— START OF Given data —
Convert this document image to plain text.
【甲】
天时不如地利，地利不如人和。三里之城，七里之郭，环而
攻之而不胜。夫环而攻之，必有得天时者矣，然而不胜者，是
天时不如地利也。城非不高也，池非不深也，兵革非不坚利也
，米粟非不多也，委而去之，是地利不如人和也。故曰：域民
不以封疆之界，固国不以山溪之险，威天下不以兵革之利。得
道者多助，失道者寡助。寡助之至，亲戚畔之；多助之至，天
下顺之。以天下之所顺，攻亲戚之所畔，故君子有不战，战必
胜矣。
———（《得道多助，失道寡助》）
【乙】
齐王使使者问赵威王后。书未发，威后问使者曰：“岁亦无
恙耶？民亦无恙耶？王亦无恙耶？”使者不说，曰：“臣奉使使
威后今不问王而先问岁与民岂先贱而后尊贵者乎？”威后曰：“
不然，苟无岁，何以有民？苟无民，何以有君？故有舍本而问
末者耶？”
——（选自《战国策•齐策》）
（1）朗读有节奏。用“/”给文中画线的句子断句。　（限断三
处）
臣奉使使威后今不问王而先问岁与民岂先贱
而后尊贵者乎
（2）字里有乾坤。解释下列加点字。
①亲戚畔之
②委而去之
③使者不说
— END OF Given data —
Copy the entries above exactly, leaving none out.

Task output -
Convert this document image to plain text.
【甲】
天时不如地利，地利不如人和。三里之城，七里之郭，环而
攻之而不胜。夫环而攻之，必有得天时者矣，然而不胜者，是
天时不如地利也。城非不高也，池非不深也，兵革非不坚利也
，米粟非不多也，委而去之，是地利不如人和也。故曰：域民
不以封疆之界，固国不以山溪之险，威天下不以兵革之利。得
道者多助，失道者寡助。寡助之至，亲戚畔之；多助之至，天
下顺之。以天下之所顺，攻亲戚之所畔，故君子有不战，战必
胜矣。
———（《得道多助，失道寡助》）
【乙】
齐王使使者问赵威王后。书未发，威后问使者曰：“岁亦无
恙耶？民亦无恙耶？王亦无恙耶？”使者不说，曰：“臣奉使使
威后今不问王而先问岁与民岂先贱而后尊贵者乎？”威后曰：“
不然，苟无岁，何以有民？苟无民，何以有君？故有舍本而问
末者耶？”
——（选自《战国策•齐策》）
（1）朗读有节奏。用“/”给文中画线的句子断句。　（限断三
处）
臣奉使使威后今不问王而先问岁与民岂先贱
而后尊贵者乎
（2）字里有乾坤。解释下列加点字。
①亲戚畔之
②委而去之
③使者不说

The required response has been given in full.